BRIEF: Looking at the listing, state how many of its lines contain the string "which". Write only the number.

MATERIAL SHOWN:
==================================================

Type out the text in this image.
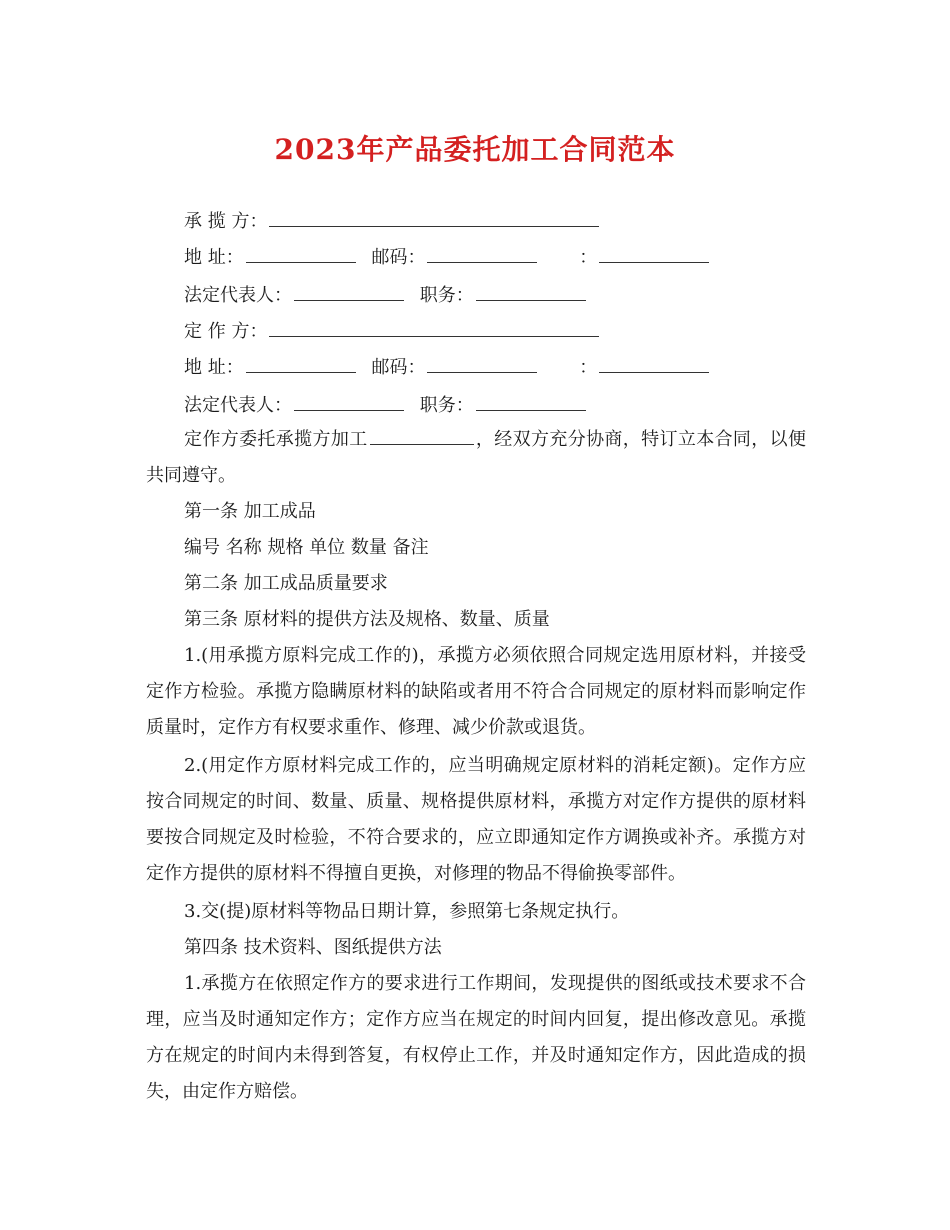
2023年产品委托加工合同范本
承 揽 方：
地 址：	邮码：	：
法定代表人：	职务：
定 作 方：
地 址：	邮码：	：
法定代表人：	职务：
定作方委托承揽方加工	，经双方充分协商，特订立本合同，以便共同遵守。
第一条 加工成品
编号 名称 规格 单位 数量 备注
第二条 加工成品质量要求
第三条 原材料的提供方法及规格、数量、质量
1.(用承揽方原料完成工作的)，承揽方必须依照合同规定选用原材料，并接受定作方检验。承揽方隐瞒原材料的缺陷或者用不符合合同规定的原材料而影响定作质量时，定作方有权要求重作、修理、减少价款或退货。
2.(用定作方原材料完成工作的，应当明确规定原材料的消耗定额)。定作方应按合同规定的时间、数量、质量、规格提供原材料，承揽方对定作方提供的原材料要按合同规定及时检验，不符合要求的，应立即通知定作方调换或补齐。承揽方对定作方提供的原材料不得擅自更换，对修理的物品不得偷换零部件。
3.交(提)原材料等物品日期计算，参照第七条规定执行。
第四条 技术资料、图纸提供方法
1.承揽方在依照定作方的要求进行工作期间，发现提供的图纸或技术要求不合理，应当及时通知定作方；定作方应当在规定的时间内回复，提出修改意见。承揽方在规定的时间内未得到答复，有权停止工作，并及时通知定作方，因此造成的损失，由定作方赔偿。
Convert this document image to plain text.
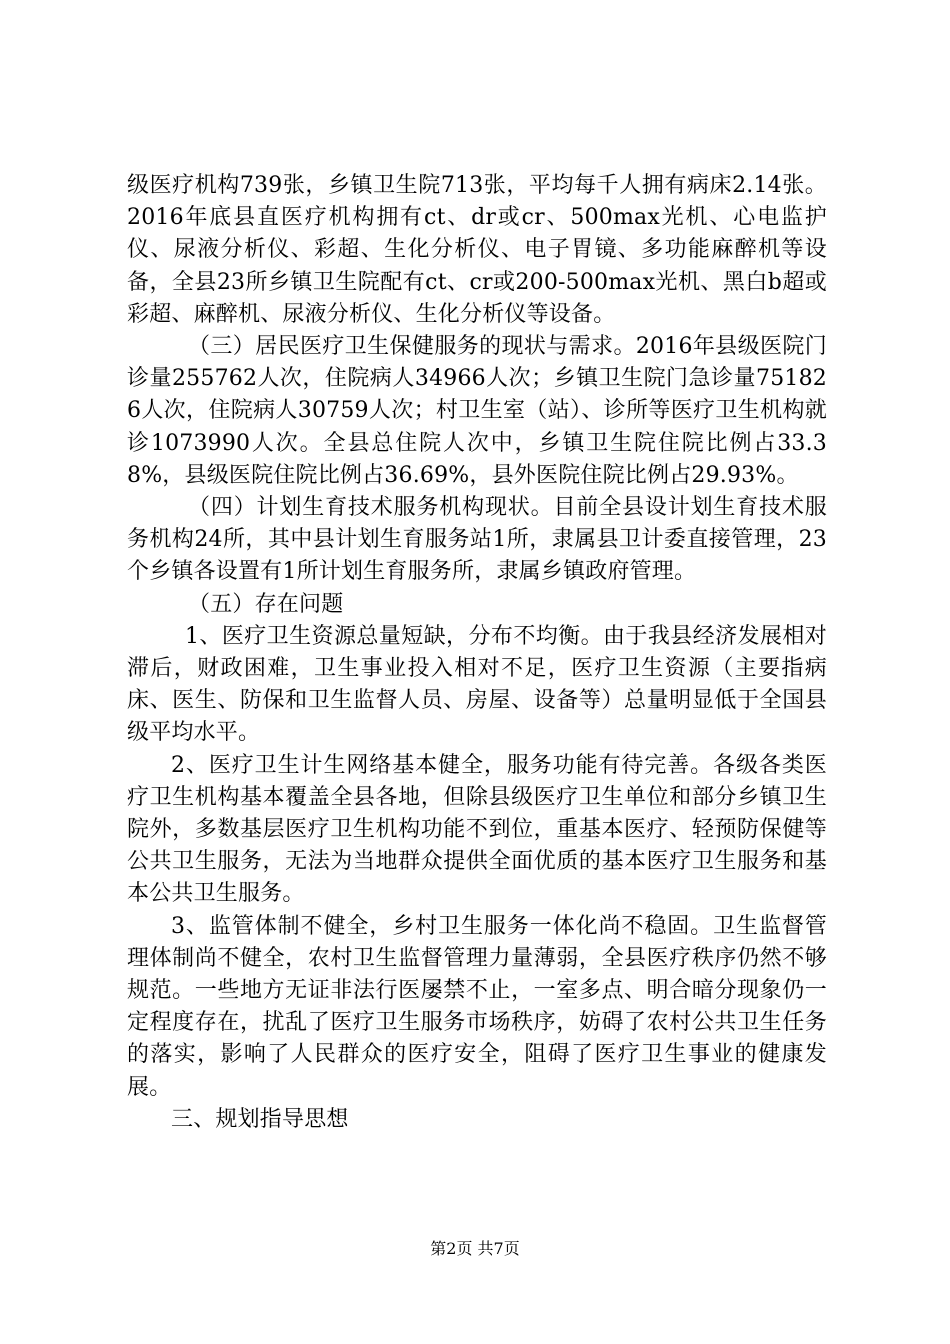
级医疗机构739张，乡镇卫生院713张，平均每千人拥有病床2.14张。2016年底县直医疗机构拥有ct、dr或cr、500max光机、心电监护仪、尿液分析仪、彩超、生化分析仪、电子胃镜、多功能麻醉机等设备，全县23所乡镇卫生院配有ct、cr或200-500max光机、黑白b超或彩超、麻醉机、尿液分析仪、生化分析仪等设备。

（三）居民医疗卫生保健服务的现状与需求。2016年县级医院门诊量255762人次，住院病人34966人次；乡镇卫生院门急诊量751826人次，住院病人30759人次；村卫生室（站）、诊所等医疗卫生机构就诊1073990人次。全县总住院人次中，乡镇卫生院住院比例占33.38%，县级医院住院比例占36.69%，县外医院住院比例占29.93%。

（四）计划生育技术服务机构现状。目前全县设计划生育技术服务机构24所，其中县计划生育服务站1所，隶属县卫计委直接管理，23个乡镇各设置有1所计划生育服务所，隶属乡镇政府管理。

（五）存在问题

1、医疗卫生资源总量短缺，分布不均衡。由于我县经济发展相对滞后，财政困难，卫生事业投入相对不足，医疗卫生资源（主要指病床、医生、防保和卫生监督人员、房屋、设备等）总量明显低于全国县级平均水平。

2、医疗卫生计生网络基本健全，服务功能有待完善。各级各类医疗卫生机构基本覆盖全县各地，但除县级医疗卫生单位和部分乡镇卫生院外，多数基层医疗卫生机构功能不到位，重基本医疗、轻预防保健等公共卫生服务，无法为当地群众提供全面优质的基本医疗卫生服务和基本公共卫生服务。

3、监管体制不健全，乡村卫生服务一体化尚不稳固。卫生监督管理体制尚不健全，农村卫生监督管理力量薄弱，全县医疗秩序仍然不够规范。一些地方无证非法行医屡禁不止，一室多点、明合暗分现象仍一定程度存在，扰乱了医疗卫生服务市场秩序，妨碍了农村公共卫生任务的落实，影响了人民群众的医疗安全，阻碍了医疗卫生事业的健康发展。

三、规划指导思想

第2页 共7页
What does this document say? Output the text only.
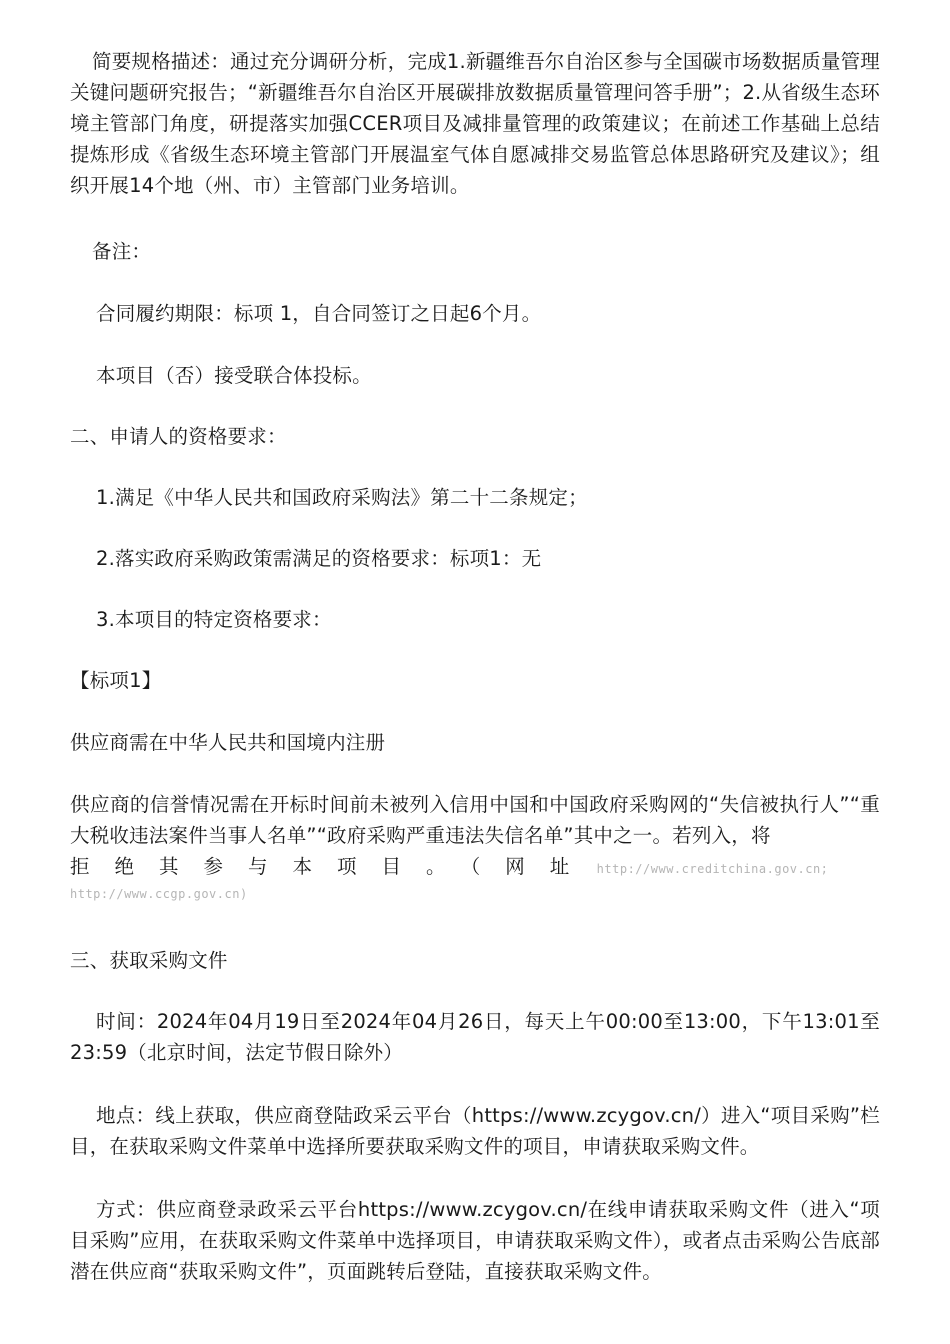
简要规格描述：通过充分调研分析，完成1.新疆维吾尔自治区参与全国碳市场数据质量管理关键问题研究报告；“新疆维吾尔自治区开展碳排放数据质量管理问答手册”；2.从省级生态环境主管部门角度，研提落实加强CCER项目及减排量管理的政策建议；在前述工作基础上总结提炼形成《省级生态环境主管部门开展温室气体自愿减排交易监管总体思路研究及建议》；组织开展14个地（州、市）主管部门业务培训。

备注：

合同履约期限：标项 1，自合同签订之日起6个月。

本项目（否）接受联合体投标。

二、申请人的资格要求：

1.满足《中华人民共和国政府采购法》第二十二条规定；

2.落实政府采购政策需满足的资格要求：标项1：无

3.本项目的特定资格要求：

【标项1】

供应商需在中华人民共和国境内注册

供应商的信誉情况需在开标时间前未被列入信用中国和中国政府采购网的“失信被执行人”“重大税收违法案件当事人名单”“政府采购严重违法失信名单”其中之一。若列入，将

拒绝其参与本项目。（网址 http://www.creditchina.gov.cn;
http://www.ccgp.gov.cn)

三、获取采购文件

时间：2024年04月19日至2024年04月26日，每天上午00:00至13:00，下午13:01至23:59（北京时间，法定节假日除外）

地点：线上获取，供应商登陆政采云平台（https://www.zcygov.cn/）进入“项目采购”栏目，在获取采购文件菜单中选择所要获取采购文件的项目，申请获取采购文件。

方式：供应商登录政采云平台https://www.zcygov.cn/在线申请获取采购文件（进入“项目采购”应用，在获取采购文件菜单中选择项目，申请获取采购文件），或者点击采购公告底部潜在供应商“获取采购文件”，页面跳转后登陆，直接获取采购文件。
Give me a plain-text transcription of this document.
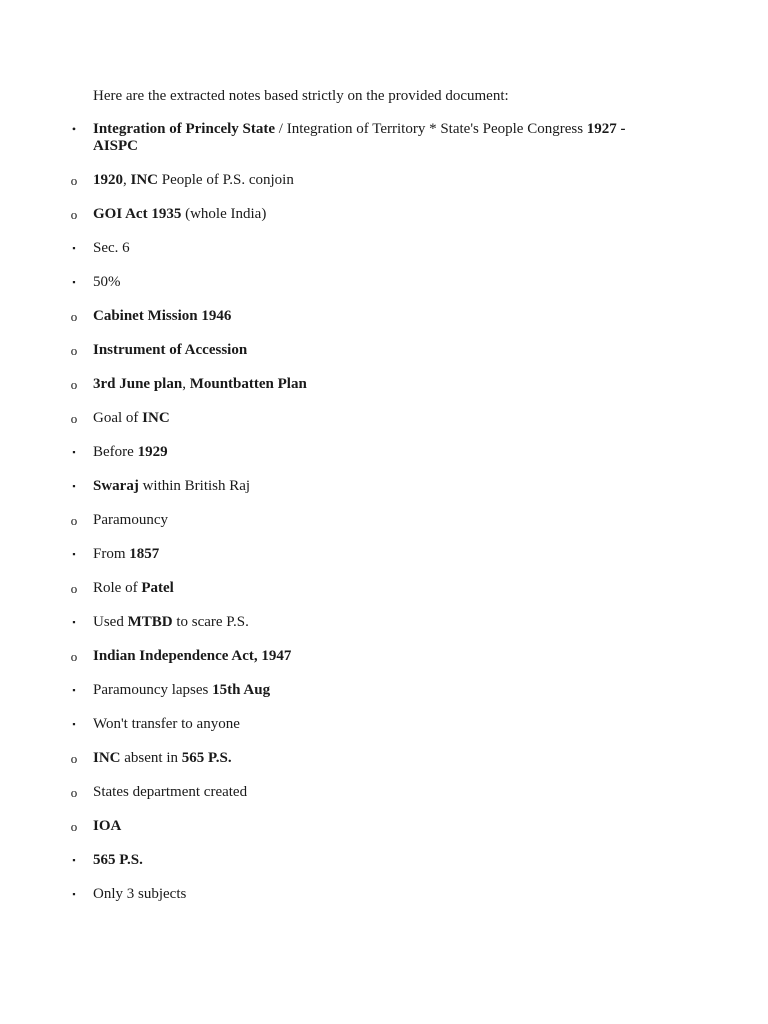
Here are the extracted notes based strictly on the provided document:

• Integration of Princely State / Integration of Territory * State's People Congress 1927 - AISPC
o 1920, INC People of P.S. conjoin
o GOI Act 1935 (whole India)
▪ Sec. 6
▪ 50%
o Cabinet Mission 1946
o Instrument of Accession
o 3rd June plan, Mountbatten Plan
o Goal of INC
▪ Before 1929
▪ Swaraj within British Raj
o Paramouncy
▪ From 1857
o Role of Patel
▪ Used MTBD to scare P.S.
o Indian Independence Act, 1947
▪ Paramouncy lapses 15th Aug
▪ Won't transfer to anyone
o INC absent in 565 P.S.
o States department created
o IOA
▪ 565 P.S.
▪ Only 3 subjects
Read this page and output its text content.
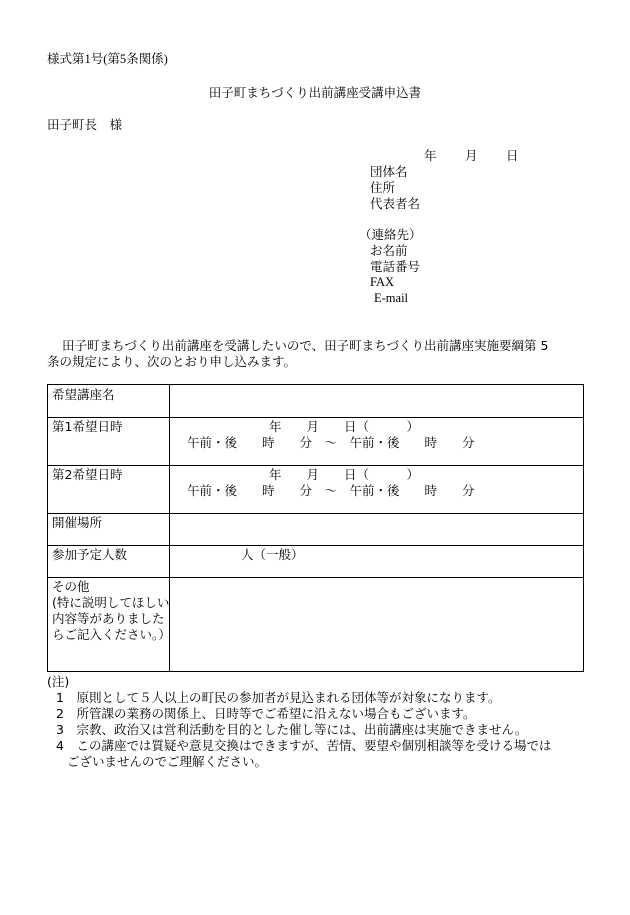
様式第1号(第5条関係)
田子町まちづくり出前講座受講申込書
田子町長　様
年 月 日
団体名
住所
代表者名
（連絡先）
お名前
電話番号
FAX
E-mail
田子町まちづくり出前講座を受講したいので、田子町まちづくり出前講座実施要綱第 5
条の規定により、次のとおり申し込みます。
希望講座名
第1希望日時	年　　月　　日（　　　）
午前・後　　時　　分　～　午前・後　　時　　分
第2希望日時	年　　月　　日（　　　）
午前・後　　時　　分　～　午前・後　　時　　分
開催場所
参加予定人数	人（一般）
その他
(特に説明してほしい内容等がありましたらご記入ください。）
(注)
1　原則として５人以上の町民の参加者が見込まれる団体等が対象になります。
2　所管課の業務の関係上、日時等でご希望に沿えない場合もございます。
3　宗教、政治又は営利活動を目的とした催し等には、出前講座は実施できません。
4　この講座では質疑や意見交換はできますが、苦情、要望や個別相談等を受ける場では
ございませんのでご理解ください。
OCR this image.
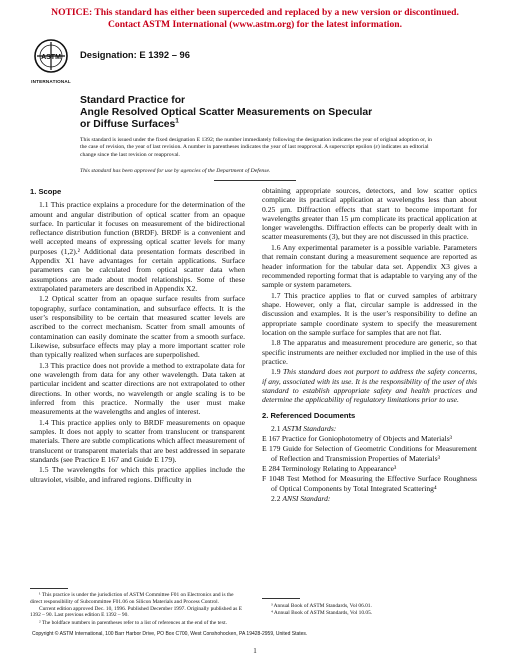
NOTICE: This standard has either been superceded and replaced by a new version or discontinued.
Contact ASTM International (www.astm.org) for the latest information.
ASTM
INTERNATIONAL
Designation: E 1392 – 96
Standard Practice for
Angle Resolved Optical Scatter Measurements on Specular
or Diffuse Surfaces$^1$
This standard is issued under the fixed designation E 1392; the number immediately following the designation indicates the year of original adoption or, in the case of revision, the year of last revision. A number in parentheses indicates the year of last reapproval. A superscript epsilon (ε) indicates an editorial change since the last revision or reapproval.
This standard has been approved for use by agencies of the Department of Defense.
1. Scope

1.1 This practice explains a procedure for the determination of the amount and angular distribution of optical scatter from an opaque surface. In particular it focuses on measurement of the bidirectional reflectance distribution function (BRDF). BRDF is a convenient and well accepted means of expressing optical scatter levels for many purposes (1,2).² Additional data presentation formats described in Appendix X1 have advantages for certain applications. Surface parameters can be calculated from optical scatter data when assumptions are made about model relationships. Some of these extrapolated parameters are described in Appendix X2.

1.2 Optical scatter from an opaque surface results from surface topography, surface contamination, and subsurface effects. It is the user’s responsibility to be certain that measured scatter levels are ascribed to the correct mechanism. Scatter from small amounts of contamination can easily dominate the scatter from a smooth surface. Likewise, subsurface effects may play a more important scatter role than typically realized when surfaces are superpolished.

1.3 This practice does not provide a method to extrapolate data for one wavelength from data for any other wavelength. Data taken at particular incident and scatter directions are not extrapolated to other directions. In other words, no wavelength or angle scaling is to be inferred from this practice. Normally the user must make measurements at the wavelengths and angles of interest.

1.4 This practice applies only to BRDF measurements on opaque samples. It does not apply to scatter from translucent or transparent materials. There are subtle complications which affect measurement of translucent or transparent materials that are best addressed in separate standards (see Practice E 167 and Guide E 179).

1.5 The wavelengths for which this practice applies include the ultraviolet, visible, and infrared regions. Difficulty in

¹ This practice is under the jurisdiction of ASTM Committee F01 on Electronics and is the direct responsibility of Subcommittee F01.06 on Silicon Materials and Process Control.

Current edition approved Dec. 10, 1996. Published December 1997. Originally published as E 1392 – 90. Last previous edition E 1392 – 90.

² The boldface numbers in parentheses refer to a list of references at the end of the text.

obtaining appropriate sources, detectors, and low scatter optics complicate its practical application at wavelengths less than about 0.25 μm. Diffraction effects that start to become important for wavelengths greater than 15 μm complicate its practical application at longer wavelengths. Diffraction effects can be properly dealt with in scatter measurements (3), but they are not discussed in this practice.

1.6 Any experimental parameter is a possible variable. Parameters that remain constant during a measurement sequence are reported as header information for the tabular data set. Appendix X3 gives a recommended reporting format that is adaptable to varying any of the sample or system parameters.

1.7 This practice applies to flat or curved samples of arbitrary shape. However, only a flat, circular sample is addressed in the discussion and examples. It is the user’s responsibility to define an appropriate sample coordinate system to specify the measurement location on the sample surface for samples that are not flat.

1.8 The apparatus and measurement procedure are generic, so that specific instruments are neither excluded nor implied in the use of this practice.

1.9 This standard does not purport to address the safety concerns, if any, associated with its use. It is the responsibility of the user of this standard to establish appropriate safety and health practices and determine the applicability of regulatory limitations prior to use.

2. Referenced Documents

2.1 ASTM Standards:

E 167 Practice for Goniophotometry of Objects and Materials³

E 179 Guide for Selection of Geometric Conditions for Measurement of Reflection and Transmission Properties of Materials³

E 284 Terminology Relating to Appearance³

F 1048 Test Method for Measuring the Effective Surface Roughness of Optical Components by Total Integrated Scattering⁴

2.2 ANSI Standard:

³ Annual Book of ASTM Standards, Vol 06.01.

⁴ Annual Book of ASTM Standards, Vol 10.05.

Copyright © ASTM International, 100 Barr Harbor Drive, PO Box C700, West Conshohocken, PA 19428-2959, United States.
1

==================================================

RESPONSE TO THE EXERCISE: 2